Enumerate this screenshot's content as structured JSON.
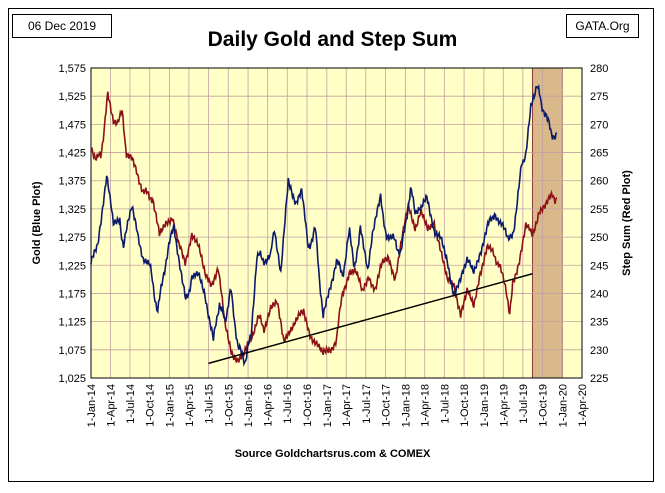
{
  "header": {
    "date": "06 Dec 2019",
    "brand": "GATA.Org",
    "title": "Daily Gold and Step Sum",
    "source": "Source Goldchartsrus.com & COMEX"
  },
  "colors": {
    "plot_bg": "#ffffc6",
    "shaded_region": "#d9b98a",
    "gold_series": "#0b1a6b",
    "step_sum_series": "#8b1018",
    "trendline": "#000000",
    "grid": "#c2a0a0"
  },
  "chart_data": {
    "type": "line",
    "title": "Daily Gold and Step Sum",
    "xlabel": "",
    "ylabel": "Gold   (Blue Plot)",
    "y2label": "Step Sum   (Red Plot)",
    "xlim": [
      "2014-01-01",
      "2020-04-01"
    ],
    "ylim": [
      1025,
      1575
    ],
    "y2lim": [
      225,
      280
    ],
    "x_tick_labels": [
      "1-Jan-14",
      "1-Apr-14",
      "1-Jul-14",
      "1-Oct-14",
      "1-Jan-15",
      "1-Apr-15",
      "1-Jul-15",
      "1-Oct-15",
      "1-Jan-16",
      "1-Apr-16",
      "1-Jul-16",
      "1-Oct-16",
      "1-Jan-17",
      "1-Apr-17",
      "1-Jul-17",
      "1-Oct-17",
      "1-Jan-18",
      "1-Apr-18",
      "1-Jul-18",
      "1-Oct-18",
      "1-Jan-19",
      "1-Apr-19",
      "1-Jul-19",
      "1-Oct-19",
      "1-Jan-20",
      "1-Apr-20"
    ],
    "y_ticks": [
      1025,
      1075,
      1125,
      1175,
      1225,
      1275,
      1325,
      1375,
      1425,
      1475,
      1525,
      1575
    ],
    "y_tick_labels": [
      "1,025",
      "1,075",
      "1,125",
      "1,175",
      "1,225",
      "1,275",
      "1,325",
      "1,375",
      "1,425",
      "1,475",
      "1,525",
      "1,575"
    ],
    "y2_ticks": [
      225,
      230,
      235,
      240,
      245,
      250,
      255,
      260,
      265,
      270,
      275,
      280
    ],
    "grid": true,
    "shaded_region": {
      "x": [
        "2019-08-15",
        "2020-01-01"
      ]
    },
    "trendline": {
      "x": [
        "2015-07-01",
        "2019-08-15"
      ],
      "y2": [
        227.6,
        243.5
      ]
    },
    "series": [
      {
        "name": "Gold",
        "axis": "left",
        "x": [
          "2014-01-01",
          "2014-02-01",
          "2014-03-15",
          "2014-04-15",
          "2014-05-15",
          "2014-06-01",
          "2014-07-10",
          "2014-08-01",
          "2014-09-01",
          "2014-10-01",
          "2014-11-07",
          "2014-12-01",
          "2015-01-22",
          "2015-02-15",
          "2015-03-17",
          "2015-04-15",
          "2015-05-15",
          "2015-06-15",
          "2015-07-24",
          "2015-08-21",
          "2015-09-15",
          "2015-10-14",
          "2015-11-15",
          "2015-12-17",
          "2016-01-15",
          "2016-02-11",
          "2016-03-15",
          "2016-04-15",
          "2016-05-02",
          "2016-06-01",
          "2016-07-06",
          "2016-08-10",
          "2016-09-06",
          "2016-10-07",
          "2016-11-08",
          "2016-12-15",
          "2017-01-15",
          "2017-02-15",
          "2017-03-15",
          "2017-04-17",
          "2017-05-09",
          "2017-06-06",
          "2017-07-10",
          "2017-08-01",
          "2017-09-08",
          "2017-10-06",
          "2017-11-01",
          "2017-12-12",
          "2018-01-25",
          "2018-02-15",
          "2018-03-15",
          "2018-04-11",
          "2018-05-15",
          "2018-06-15",
          "2018-07-15",
          "2018-08-16",
          "2018-09-15",
          "2018-10-15",
          "2018-11-15",
          "2018-12-15",
          "2019-01-15",
          "2019-02-20",
          "2019-03-15",
          "2019-04-23",
          "2019-05-15",
          "2019-06-05",
          "2019-06-25",
          "2019-07-15",
          "2019-08-07",
          "2019-09-04",
          "2019-09-25",
          "2019-10-15",
          "2019-11-12",
          "2019-12-06"
        ],
        "y": [
          1225,
          1265,
          1385,
          1295,
          1305,
          1255,
          1335,
          1295,
          1235,
          1225,
          1140,
          1205,
          1300,
          1225,
          1160,
          1200,
          1205,
          1175,
          1090,
          1160,
          1125,
          1180,
          1080,
          1055,
          1100,
          1245,
          1235,
          1240,
          1295,
          1215,
          1370,
          1340,
          1355,
          1255,
          1290,
          1130,
          1185,
          1235,
          1205,
          1285,
          1215,
          1295,
          1210,
          1275,
          1345,
          1275,
          1275,
          1245,
          1360,
          1325,
          1320,
          1350,
          1290,
          1270,
          1225,
          1175,
          1200,
          1230,
          1215,
          1250,
          1290,
          1320,
          1300,
          1275,
          1280,
          1330,
          1410,
          1420,
          1500,
          1550,
          1510,
          1495,
          1455,
          1460
        ]
      },
      {
        "name": "Step Sum",
        "axis": "right",
        "x": [
          "2014-01-01",
          "2014-02-15",
          "2014-03-20",
          "2014-04-15",
          "2014-05-25",
          "2014-06-15",
          "2014-08-01",
          "2014-09-01",
          "2014-10-15",
          "2014-11-15",
          "2014-12-15",
          "2015-01-15",
          "2015-02-15",
          "2015-03-15",
          "2015-04-15",
          "2015-05-15",
          "2015-06-15",
          "2015-07-15",
          "2015-08-15",
          "2015-09-15",
          "2015-10-15",
          "2015-11-15",
          "2015-12-15",
          "2016-01-15",
          "2016-02-15",
          "2016-03-15",
          "2016-04-15",
          "2016-05-15",
          "2016-06-15",
          "2016-07-15",
          "2016-08-15",
          "2016-09-15",
          "2016-10-15",
          "2016-11-15",
          "2016-12-15",
          "2017-01-15",
          "2017-02-15",
          "2017-03-15",
          "2017-04-15",
          "2017-05-15",
          "2017-06-15",
          "2017-07-15",
          "2017-08-15",
          "2017-09-15",
          "2017-10-15",
          "2017-11-15",
          "2017-12-15",
          "2018-01-15",
          "2018-02-15",
          "2018-03-15",
          "2018-04-15",
          "2018-05-15",
          "2018-06-15",
          "2018-07-15",
          "2018-08-15",
          "2018-09-15",
          "2018-10-15",
          "2018-11-15",
          "2018-12-15",
          "2019-01-15",
          "2019-02-15",
          "2019-03-15",
          "2019-04-15",
          "2019-05-01",
          "2019-05-15",
          "2019-06-15",
          "2019-07-15",
          "2019-08-15",
          "2019-09-15",
          "2019-10-15",
          "2019-11-15",
          "2019-12-06"
        ],
        "y": [
          265,
          264,
          275,
          270,
          272,
          265,
          262,
          258,
          257,
          250,
          252,
          254,
          248,
          246,
          250,
          248,
          244,
          242,
          244,
          235,
          230,
          228,
          229,
          232,
          236,
          234,
          237,
          238,
          232,
          234,
          235,
          237,
          233,
          231,
          229,
          230,
          232,
          240,
          244,
          244,
          240,
          243,
          241,
          245,
          246,
          243,
          250,
          255,
          252,
          254,
          252,
          253,
          247,
          242,
          242,
          236,
          240,
          238,
          244,
          248,
          247,
          245,
          240,
          237,
          242,
          246,
          252,
          250,
          255,
          256,
          257,
          257
        ]
      }
    ]
  }
}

Problem description ::
Reproduce the records, all of them, word for word; omit the pictures.

Solution ::
Enumerate this screenshot's content as structured JSON.
{
  "header": {
    "date": "06 Dec 2019",
    "brand": "GATA.Org",
    "title": "Daily Gold and Step Sum",
    "source": "Source Goldchartsrus.com & COMEX"
  },
  "colors": {
    "plot_bg": "#ffffc6",
    "shaded_region": "#d9b98a",
    "gold_series": "#0b1a6b",
    "step_sum_series": "#8b1018",
    "trendline": "#000000",
    "grid": "#c2a0a0"
  },
  "chart_data": {
    "type": "line",
    "title": "Daily Gold and Step Sum",
    "xlabel": "",
    "ylabel": "Gold   (Blue Plot)",
    "y2label": "Step Sum   (Red Plot)",
    "xlim": [
      "2014-01-01",
      "2020-04-01"
    ],
    "ylim": [
      1025,
      1575
    ],
    "y2lim": [
      225,
      280
    ],
    "x_tick_labels": [
      "1-Jan-14",
      "1-Apr-14",
      "1-Jul-14",
      "1-Oct-14",
      "1-Jan-15",
      "1-Apr-15",
      "1-Jul-15",
      "1-Oct-15",
      "1-Jan-16",
      "1-Apr-16",
      "1-Jul-16",
      "1-Oct-16",
      "1-Jan-17",
      "1-Apr-17",
      "1-Jul-17",
      "1-Oct-17",
      "1-Jan-18",
      "1-Apr-18",
      "1-Jul-18",
      "1-Oct-18",
      "1-Jan-19",
      "1-Apr-19",
      "1-Jul-19",
      "1-Oct-19",
      "1-Jan-20",
      "1-Apr-20"
    ],
    "y_ticks": [
      1025,
      1075,
      1125,
      1175,
      1225,
      1275,
      1325,
      1375,
      1425,
      1475,
      1525,
      1575
    ],
    "y_tick_labels": [
      "1,025",
      "1,075",
      "1,125",
      "1,175",
      "1,225",
      "1,275",
      "1,325",
      "1,375",
      "1,425",
      "1,475",
      "1,525",
      "1,575"
    ],
    "y2_ticks": [
      225,
      230,
      235,
      240,
      245,
      250,
      255,
      260,
      265,
      270,
      275,
      280
    ],
    "grid": true,
    "shaded_region": {
      "x": [
        "2019-08-15",
        "2020-01-01"
      ]
    },
    "trendline": {
      "x": [
        "2015-07-01",
        "2019-08-15"
      ],
      "y2": [
        227.6,
        243.5
      ]
    },
    "series": [
      {
        "name": "Gold",
        "axis": "left",
        "x": [
          "2014-01-01",
          "2014-02-01",
          "2014-03-15",
          "2014-04-15",
          "2014-05-15",
          "2014-06-01",
          "2014-07-10",
          "2014-08-01",
          "2014-09-01",
          "2014-10-01",
          "2014-11-07",
          "2014-12-01",
          "2015-01-22",
          "2015-02-15",
          "2015-03-17",
          "2015-04-15",
          "2015-05-15",
          "2015-06-15",
          "2015-07-24",
          "2015-08-21",
          "2015-09-15",
          "2015-10-14",
          "2015-11-15",
          "2015-12-17",
          "2016-01-15",
          "2016-02-11",
          "2016-03-15",
          "2016-04-15",
          "2016-05-02",
          "2016-06-01",
          "2016-07-06",
          "2016-08-10",
          "2016-09-06",
          "2016-10-07",
          "2016-11-08",
          "2016-12-15",
          "2017-01-15",
          "2017-02-15",
          "2017-03-15",
          "2017-04-17",
          "2017-05-09",
          "2017-06-06",
          "2017-07-10",
          "2017-08-01",
          "2017-09-08",
          "2017-10-06",
          "2017-11-01",
          "2017-12-12",
          "2018-01-25",
          "2018-02-15",
          "2018-03-15",
          "2018-04-11",
          "2018-05-15",
          "2018-06-15",
          "2018-07-15",
          "2018-08-16",
          "2018-09-15",
          "2018-10-15",
          "2018-11-15",
          "2018-12-15",
          "2019-01-15",
          "2019-02-20",
          "2019-03-15",
          "2019-04-23",
          "2019-05-15",
          "2019-06-05",
          "2019-06-25",
          "2019-07-15",
          "2019-08-07",
          "2019-09-04",
          "2019-09-25",
          "2019-10-15",
          "2019-11-12",
          "2019-12-06"
        ],
        "y": [
          1225,
          1265,
          1385,
          1295,
          1305,
          1255,
          1335,
          1295,
          1235,
          1225,
          1140,
          1205,
          1300,
          1225,
          1160,
          1200,
          1205,
          1175,
          1090,
          1160,
          1125,
          1180,
          1080,
          1055,
          1100,
          1245,
          1235,
          1240,
          1295,
          1215,
          1370,
          1340,
          1355,
          1255,
          1290,
          1130,
          1185,
          1235,
          1205,
          1285,
          1215,
          1295,
          1210,
          1275,
          1345,
          1275,
          1275,
          1245,
          1360,
          1325,
          1320,
          1350,
          1290,
          1270,
          1225,
          1175,
          1200,
          1230,
          1215,
          1250,
          1290,
          1320,
          1300,
          1275,
          1280,
          1330,
          1410,
          1420,
          1500,
          1550,
          1510,
          1495,
          1455,
          1460
        ]
      },
      {
        "name": "Step Sum",
        "axis": "right",
        "x": [
          "2014-01-01",
          "2014-02-15",
          "2014-03-20",
          "2014-04-15",
          "2014-05-25",
          "2014-06-15",
          "2014-08-01",
          "2014-09-01",
          "2014-10-15",
          "2014-11-15",
          "2014-12-15",
          "2015-01-15",
          "2015-02-15",
          "2015-03-15",
          "2015-04-15",
          "2015-05-15",
          "2015-06-15",
          "2015-07-15",
          "2015-08-15",
          "2015-09-15",
          "2015-10-15",
          "2015-11-15",
          "2015-12-15",
          "2016-01-15",
          "2016-02-15",
          "2016-03-15",
          "2016-04-15",
          "2016-05-15",
          "2016-06-15",
          "2016-07-15",
          "2016-08-15",
          "2016-09-15",
          "2016-10-15",
          "2016-11-15",
          "2016-12-15",
          "2017-01-15",
          "2017-02-15",
          "2017-03-15",
          "2017-04-15",
          "2017-05-15",
          "2017-06-15",
          "2017-07-15",
          "2017-08-15",
          "2017-09-15",
          "2017-10-15",
          "2017-11-15",
          "2017-12-15",
          "2018-01-15",
          "2018-02-15",
          "2018-03-15",
          "2018-04-15",
          "2018-05-15",
          "2018-06-15",
          "2018-07-15",
          "2018-08-15",
          "2018-09-15",
          "2018-10-15",
          "2018-11-15",
          "2018-12-15",
          "2019-01-15",
          "2019-02-15",
          "2019-03-15",
          "2019-04-15",
          "2019-05-01",
          "2019-05-15",
          "2019-06-15",
          "2019-07-15",
          "2019-08-15",
          "2019-09-15",
          "2019-10-15",
          "2019-11-15",
          "2019-12-06"
        ],
        "y": [
          265,
          264,
          275,
          270,
          272,
          265,
          262,
          258,
          257,
          250,
          252,
          254,
          248,
          246,
          250,
          248,
          244,
          242,
          244,
          235,
          230,
          228,
          229,
          232,
          236,
          234,
          237,
          238,
          232,
          234,
          235,
          237,
          233,
          231,
          229,
          230,
          232,
          240,
          244,
          244,
          240,
          243,
          241,
          245,
          246,
          243,
          250,
          255,
          252,
          254,
          252,
          253,
          247,
          242,
          242,
          236,
          240,
          238,
          244,
          248,
          247,
          245,
          240,
          237,
          242,
          246,
          252,
          250,
          255,
          256,
          257,
          257
        ]
      }
    ]
  }
}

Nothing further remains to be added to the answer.